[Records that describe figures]
--- --- ---

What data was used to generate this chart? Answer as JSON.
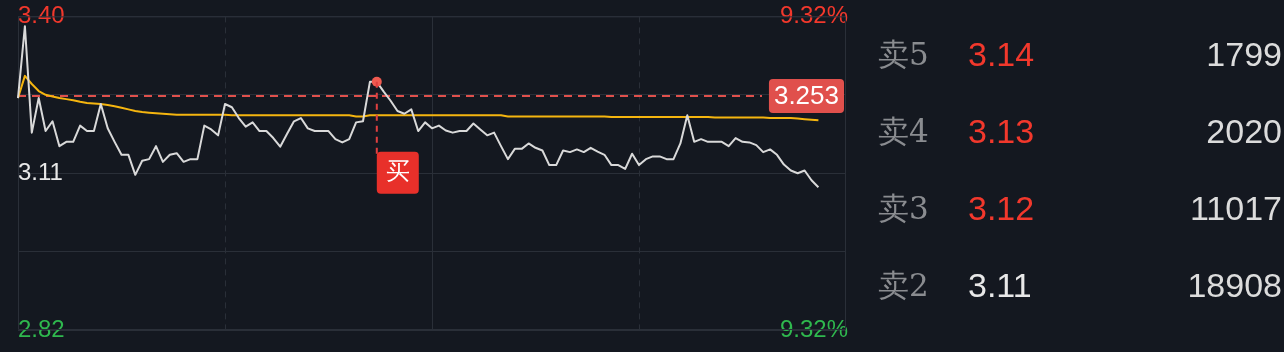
{
  "chart_data": [
    {
      "type": "line",
      "categories": [
        null,
        null,
        null,
        null,
        null,
        null,
        null,
        null,
        null,
        null,
        null,
        null,
        null,
        null,
        null,
        null,
        null,
        null,
        null,
        null,
        null,
        null,
        null,
        null,
        null,
        null,
        null,
        null,
        null,
        null,
        null,
        null,
        null,
        null,
        null,
        null,
        null,
        null,
        null,
        null,
        null,
        null,
        null,
        null,
        null,
        null,
        null,
        null,
        null,
        null,
        null,
        null,
        null,
        null,
        null,
        null,
        null,
        null,
        null,
        null,
        null,
        null,
        null,
        null,
        null,
        null,
        null,
        null,
        null,
        null,
        null,
        null,
        null,
        null,
        null,
        null,
        null,
        null,
        null,
        null,
        null,
        null,
        null,
        null,
        null,
        null,
        null,
        null,
        null,
        null,
        null,
        null,
        null,
        null,
        null,
        null,
        null,
        null,
        null,
        null,
        null,
        null,
        null,
        null,
        null,
        null,
        null,
        null,
        null,
        null,
        null,
        null,
        null,
        null,
        null,
        null,
        null,
        null,
        null,
        null,
        null
      ],
      "series": [
        {
          "color": "#d9d9d9",
          "values": [
            3.249,
            3.382,
            3.185,
            3.249,
            3.188,
            3.206,
            3.16,
            3.168,
            3.168,
            3.198,
            3.188,
            3.188,
            3.238,
            3.193,
            3.168,
            3.144,
            3.144,
            3.107,
            3.133,
            3.136,
            3.16,
            3.131,
            3.144,
            3.147,
            3.131,
            3.136,
            3.136,
            3.198,
            3.191,
            3.18,
            3.238,
            3.232,
            3.212,
            3.196,
            3.204,
            3.188,
            3.188,
            3.175,
            3.159,
            3.183,
            3.206,
            3.212,
            3.193,
            3.188,
            3.188,
            3.188,
            3.173,
            3.167,
            3.173,
            3.204,
            3.206,
            3.279,
            3.279,
            3.261,
            3.244,
            3.225,
            3.22,
            3.228,
            3.188,
            3.204,
            3.193,
            3.198,
            3.189,
            3.185,
            3.188,
            3.188,
            3.202,
            3.191,
            3.18,
            3.185,
            3.16,
            3.136,
            3.155,
            3.155,
            3.165,
            3.157,
            3.152,
            3.125,
            3.125,
            3.152,
            3.149,
            3.154,
            3.149,
            3.157,
            3.15,
            3.144,
            3.125,
            3.125,
            3.118,
            3.146,
            3.125,
            3.136,
            3.141,
            3.141,
            3.136,
            3.136,
            3.165,
            3.217,
            3.168,
            3.173,
            3.168,
            3.168,
            3.168,
            3.16,
            3.175,
            3.168,
            3.167,
            3.162,
            3.149,
            3.154,
            3.144,
            3.126,
            3.115,
            3.11,
            3.115,
            3.097,
            3.084,
            null,
            null,
            null,
            null
          ]
        },
        {
          "color": "#f5b50f",
          "values": [
            3.249,
            3.29,
            3.275,
            3.262,
            3.255,
            3.252,
            3.249,
            3.247,
            3.245,
            3.242,
            3.24,
            3.239,
            3.238,
            3.236,
            3.234,
            3.231,
            3.228,
            3.225,
            3.223,
            3.222,
            3.221,
            3.22,
            3.219,
            3.218,
            3.218,
            3.218,
            3.218,
            3.218,
            3.218,
            3.218,
            3.218,
            3.217,
            3.217,
            3.217,
            3.217,
            3.217,
            3.217,
            3.217,
            3.217,
            3.217,
            3.217,
            3.217,
            3.217,
            3.217,
            3.217,
            3.217,
            3.217,
            3.217,
            3.217,
            3.215,
            3.215,
            3.217,
            3.217,
            3.217,
            3.217,
            3.217,
            3.217,
            3.217,
            3.217,
            3.217,
            3.217,
            3.217,
            3.217,
            3.217,
            3.217,
            3.217,
            3.217,
            3.217,
            3.217,
            3.217,
            3.217,
            3.215,
            3.215,
            3.215,
            3.215,
            3.215,
            3.215,
            3.215,
            3.215,
            3.215,
            3.215,
            3.215,
            3.215,
            3.215,
            3.215,
            3.215,
            3.214,
            3.214,
            3.214,
            3.214,
            3.214,
            3.214,
            3.214,
            3.214,
            3.214,
            3.214,
            3.214,
            3.214,
            3.214,
            3.214,
            3.214,
            3.213,
            3.213,
            3.213,
            3.213,
            3.213,
            3.213,
            3.213,
            3.213,
            3.212,
            3.212,
            3.212,
            3.212,
            3.211,
            3.21,
            3.209,
            3.208,
            null,
            null,
            null,
            null
          ]
        }
      ],
      "ylim": [
        2.82,
        3.4
      ],
      "yticks": [
        {
          "value": 3.4,
          "label": "3.40"
        },
        {
          "value": 3.255,
          "label": null
        },
        {
          "value": 3.11,
          "label": "3.11"
        },
        {
          "value": 2.965,
          "label": null
        },
        {
          "value": 2.82,
          "label": "2.82"
        }
      ],
      "y2lim": [
        -9.32,
        9.32
      ],
      "y2ticks": [
        {
          "value": 9.32,
          "label": "9.32%"
        },
        {
          "value": -9.32,
          "label": "9.32%"
        }
      ],
      "ref_lines": [
        {
          "axis": "y",
          "value": 3.253,
          "label": "3.253",
          "color": "#e0504c",
          "line_style": "dashed"
        }
      ],
      "annotations": [
        "买",
        "卖5 3.14 1799",
        "卖4 3.13 2020",
        "卖3 3.12 11017",
        "卖2 3.11 18908"
      ],
      "grid": true,
      "legend": false,
      "marker": "none",
      "line_style": "solid",
      "tick_labels": "y"
    }
  ]
}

--- --- ---

## Your objective
Quote every entry exactly, with the pictures omitted.

## Complete response
What data was used to generate this chart? Answer as JSON.
{
  "chart_data": [
    {
      "type": "line",
      "categories": [
        null,
        null,
        null,
        null,
        null,
        null,
        null,
        null,
        null,
        null,
        null,
        null,
        null,
        null,
        null,
        null,
        null,
        null,
        null,
        null,
        null,
        null,
        null,
        null,
        null,
        null,
        null,
        null,
        null,
        null,
        null,
        null,
        null,
        null,
        null,
        null,
        null,
        null,
        null,
        null,
        null,
        null,
        null,
        null,
        null,
        null,
        null,
        null,
        null,
        null,
        null,
        null,
        null,
        null,
        null,
        null,
        null,
        null,
        null,
        null,
        null,
        null,
        null,
        null,
        null,
        null,
        null,
        null,
        null,
        null,
        null,
        null,
        null,
        null,
        null,
        null,
        null,
        null,
        null,
        null,
        null,
        null,
        null,
        null,
        null,
        null,
        null,
        null,
        null,
        null,
        null,
        null,
        null,
        null,
        null,
        null,
        null,
        null,
        null,
        null,
        null,
        null,
        null,
        null,
        null,
        null,
        null,
        null,
        null,
        null,
        null,
        null,
        null,
        null,
        null,
        null,
        null,
        null,
        null,
        null,
        null
      ],
      "series": [
        {
          "color": "#d9d9d9",
          "values": [
            3.249,
            3.382,
            3.185,
            3.249,
            3.188,
            3.206,
            3.16,
            3.168,
            3.168,
            3.198,
            3.188,
            3.188,
            3.238,
            3.193,
            3.168,
            3.144,
            3.144,
            3.107,
            3.133,
            3.136,
            3.16,
            3.131,
            3.144,
            3.147,
            3.131,
            3.136,
            3.136,
            3.198,
            3.191,
            3.18,
            3.238,
            3.232,
            3.212,
            3.196,
            3.204,
            3.188,
            3.188,
            3.175,
            3.159,
            3.183,
            3.206,
            3.212,
            3.193,
            3.188,
            3.188,
            3.188,
            3.173,
            3.167,
            3.173,
            3.204,
            3.206,
            3.279,
            3.279,
            3.261,
            3.244,
            3.225,
            3.22,
            3.228,
            3.188,
            3.204,
            3.193,
            3.198,
            3.189,
            3.185,
            3.188,
            3.188,
            3.202,
            3.191,
            3.18,
            3.185,
            3.16,
            3.136,
            3.155,
            3.155,
            3.165,
            3.157,
            3.152,
            3.125,
            3.125,
            3.152,
            3.149,
            3.154,
            3.149,
            3.157,
            3.15,
            3.144,
            3.125,
            3.125,
            3.118,
            3.146,
            3.125,
            3.136,
            3.141,
            3.141,
            3.136,
            3.136,
            3.165,
            3.217,
            3.168,
            3.173,
            3.168,
            3.168,
            3.168,
            3.16,
            3.175,
            3.168,
            3.167,
            3.162,
            3.149,
            3.154,
            3.144,
            3.126,
            3.115,
            3.11,
            3.115,
            3.097,
            3.084,
            null,
            null,
            null,
            null
          ]
        },
        {
          "color": "#f5b50f",
          "values": [
            3.249,
            3.29,
            3.275,
            3.262,
            3.255,
            3.252,
            3.249,
            3.247,
            3.245,
            3.242,
            3.24,
            3.239,
            3.238,
            3.236,
            3.234,
            3.231,
            3.228,
            3.225,
            3.223,
            3.222,
            3.221,
            3.22,
            3.219,
            3.218,
            3.218,
            3.218,
            3.218,
            3.218,
            3.218,
            3.218,
            3.218,
            3.217,
            3.217,
            3.217,
            3.217,
            3.217,
            3.217,
            3.217,
            3.217,
            3.217,
            3.217,
            3.217,
            3.217,
            3.217,
            3.217,
            3.217,
            3.217,
            3.217,
            3.217,
            3.215,
            3.215,
            3.217,
            3.217,
            3.217,
            3.217,
            3.217,
            3.217,
            3.217,
            3.217,
            3.217,
            3.217,
            3.217,
            3.217,
            3.217,
            3.217,
            3.217,
            3.217,
            3.217,
            3.217,
            3.217,
            3.217,
            3.215,
            3.215,
            3.215,
            3.215,
            3.215,
            3.215,
            3.215,
            3.215,
            3.215,
            3.215,
            3.215,
            3.215,
            3.215,
            3.215,
            3.215,
            3.214,
            3.214,
            3.214,
            3.214,
            3.214,
            3.214,
            3.214,
            3.214,
            3.214,
            3.214,
            3.214,
            3.214,
            3.214,
            3.214,
            3.214,
            3.213,
            3.213,
            3.213,
            3.213,
            3.213,
            3.213,
            3.213,
            3.213,
            3.212,
            3.212,
            3.212,
            3.212,
            3.211,
            3.21,
            3.209,
            3.208,
            null,
            null,
            null,
            null
          ]
        }
      ],
      "ylim": [
        2.82,
        3.4
      ],
      "yticks": [
        {
          "value": 3.4,
          "label": "3.40"
        },
        {
          "value": 3.255,
          "label": null
        },
        {
          "value": 3.11,
          "label": "3.11"
        },
        {
          "value": 2.965,
          "label": null
        },
        {
          "value": 2.82,
          "label": "2.82"
        }
      ],
      "y2lim": [
        -9.32,
        9.32
      ],
      "y2ticks": [
        {
          "value": 9.32,
          "label": "9.32%"
        },
        {
          "value": -9.32,
          "label": "9.32%"
        }
      ],
      "ref_lines": [
        {
          "axis": "y",
          "value": 3.253,
          "label": "3.253",
          "color": "#e0504c",
          "line_style": "dashed"
        }
      ],
      "annotations": [
        "买",
        "卖5 3.14 1799",
        "卖4 3.13 2020",
        "卖3 3.12 11017",
        "卖2 3.11 18908"
      ],
      "grid": true,
      "legend": false,
      "marker": "none",
      "line_style": "solid",
      "tick_labels": "y"
    }
  ]
}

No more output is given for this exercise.